• **Exercise**: Each line in the entries below that holds the string "score" is to be listed.

-- Begin Dataset records --

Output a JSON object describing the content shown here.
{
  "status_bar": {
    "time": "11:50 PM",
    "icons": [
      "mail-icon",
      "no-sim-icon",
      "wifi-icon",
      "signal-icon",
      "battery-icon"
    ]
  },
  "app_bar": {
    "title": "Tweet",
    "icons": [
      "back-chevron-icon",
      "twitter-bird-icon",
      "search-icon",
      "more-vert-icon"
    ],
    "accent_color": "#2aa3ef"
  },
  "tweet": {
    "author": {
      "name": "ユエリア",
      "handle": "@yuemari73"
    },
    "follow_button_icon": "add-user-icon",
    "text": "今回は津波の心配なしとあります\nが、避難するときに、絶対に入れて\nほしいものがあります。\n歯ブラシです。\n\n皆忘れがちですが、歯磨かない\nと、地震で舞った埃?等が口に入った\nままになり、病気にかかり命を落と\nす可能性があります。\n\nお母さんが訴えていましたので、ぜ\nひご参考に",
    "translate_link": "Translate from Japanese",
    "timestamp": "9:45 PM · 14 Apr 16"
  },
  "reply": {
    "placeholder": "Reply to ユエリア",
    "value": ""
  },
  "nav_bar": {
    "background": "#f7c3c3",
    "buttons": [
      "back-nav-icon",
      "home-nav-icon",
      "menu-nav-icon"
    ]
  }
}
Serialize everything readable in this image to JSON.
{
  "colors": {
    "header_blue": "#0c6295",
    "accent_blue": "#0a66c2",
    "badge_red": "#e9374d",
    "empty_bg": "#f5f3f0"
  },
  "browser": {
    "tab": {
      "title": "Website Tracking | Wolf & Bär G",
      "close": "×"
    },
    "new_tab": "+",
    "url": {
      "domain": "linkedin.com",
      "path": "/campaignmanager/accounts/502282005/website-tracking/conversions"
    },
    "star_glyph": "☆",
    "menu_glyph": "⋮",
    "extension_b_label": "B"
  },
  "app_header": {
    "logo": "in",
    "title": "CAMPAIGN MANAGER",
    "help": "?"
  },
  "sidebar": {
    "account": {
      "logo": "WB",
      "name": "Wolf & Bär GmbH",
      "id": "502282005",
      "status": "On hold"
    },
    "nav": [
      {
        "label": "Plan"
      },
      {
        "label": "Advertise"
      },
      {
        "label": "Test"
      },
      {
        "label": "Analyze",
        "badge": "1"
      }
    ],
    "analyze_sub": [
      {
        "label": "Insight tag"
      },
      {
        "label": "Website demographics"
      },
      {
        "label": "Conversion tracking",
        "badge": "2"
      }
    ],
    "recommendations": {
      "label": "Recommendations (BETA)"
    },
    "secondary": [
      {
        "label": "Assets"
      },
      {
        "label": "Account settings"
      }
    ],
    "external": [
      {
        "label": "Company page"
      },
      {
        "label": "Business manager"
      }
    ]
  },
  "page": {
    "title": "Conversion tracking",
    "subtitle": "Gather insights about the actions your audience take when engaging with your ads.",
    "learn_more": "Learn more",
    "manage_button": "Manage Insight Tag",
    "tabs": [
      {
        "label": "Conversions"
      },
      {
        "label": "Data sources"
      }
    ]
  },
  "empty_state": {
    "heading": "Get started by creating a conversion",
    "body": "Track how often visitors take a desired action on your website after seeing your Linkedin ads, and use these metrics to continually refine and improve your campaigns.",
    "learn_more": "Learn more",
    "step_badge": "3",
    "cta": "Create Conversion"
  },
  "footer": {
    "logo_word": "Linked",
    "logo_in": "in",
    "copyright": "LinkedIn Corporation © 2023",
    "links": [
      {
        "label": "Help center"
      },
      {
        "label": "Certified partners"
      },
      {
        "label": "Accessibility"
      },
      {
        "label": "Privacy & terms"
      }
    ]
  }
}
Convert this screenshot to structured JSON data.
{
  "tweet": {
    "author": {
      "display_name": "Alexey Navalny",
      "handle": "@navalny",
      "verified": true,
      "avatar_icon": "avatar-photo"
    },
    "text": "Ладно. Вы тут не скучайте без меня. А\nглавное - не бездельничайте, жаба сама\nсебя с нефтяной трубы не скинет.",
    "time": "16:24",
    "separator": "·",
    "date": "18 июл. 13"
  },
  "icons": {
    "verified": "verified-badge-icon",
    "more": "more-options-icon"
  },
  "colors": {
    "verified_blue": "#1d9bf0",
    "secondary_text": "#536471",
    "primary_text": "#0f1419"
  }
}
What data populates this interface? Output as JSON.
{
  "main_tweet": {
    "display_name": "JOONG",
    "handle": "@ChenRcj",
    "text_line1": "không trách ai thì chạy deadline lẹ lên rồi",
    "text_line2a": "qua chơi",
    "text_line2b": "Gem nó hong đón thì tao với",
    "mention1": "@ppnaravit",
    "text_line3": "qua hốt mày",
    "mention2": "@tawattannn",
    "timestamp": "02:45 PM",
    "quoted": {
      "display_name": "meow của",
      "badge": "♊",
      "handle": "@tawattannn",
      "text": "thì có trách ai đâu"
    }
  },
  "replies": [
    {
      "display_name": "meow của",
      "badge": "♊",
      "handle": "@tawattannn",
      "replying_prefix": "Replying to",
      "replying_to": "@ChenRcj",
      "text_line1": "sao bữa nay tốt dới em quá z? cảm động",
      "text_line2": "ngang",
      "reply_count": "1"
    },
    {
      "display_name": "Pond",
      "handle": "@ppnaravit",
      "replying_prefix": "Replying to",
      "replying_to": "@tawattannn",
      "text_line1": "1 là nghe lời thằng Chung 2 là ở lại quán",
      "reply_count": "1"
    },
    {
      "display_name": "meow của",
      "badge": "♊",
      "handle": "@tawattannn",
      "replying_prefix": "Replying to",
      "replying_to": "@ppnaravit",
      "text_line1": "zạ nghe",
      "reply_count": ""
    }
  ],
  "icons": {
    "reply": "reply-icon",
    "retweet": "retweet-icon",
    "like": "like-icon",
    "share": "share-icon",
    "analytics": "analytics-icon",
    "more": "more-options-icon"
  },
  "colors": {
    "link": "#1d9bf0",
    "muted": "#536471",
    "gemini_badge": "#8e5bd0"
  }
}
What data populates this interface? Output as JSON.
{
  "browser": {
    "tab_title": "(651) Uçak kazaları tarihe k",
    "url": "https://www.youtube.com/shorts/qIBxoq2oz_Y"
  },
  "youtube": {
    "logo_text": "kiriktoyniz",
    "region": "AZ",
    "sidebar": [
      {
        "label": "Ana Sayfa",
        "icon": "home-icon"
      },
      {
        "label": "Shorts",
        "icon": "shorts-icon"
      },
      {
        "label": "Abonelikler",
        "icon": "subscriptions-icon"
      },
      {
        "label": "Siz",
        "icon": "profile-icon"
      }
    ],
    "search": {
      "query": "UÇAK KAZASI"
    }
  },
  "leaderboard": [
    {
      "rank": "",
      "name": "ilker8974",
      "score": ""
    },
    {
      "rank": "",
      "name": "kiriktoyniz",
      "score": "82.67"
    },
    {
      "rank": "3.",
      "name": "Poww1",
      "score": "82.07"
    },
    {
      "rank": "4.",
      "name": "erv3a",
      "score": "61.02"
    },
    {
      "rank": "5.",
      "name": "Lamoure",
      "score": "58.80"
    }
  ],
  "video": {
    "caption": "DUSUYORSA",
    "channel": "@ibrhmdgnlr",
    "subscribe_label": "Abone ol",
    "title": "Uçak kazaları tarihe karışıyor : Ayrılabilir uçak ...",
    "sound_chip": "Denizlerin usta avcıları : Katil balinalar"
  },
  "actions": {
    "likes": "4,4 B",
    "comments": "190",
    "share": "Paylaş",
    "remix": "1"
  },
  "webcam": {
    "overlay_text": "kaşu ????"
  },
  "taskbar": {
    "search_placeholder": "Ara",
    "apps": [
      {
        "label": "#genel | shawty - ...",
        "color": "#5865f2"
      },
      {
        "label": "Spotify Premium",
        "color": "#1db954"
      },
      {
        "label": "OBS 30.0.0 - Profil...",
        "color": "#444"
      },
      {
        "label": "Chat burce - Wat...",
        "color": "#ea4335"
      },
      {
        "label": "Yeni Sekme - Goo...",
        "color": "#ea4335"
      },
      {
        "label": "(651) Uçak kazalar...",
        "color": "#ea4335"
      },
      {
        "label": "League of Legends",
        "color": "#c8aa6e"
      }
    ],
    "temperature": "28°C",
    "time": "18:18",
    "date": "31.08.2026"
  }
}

-- End Dataset records --

• **Problem solution**:
      "score": ""
      "score": "82.67"
      "score": "82.07"
      "score": "61.02"
      "score": "58.80"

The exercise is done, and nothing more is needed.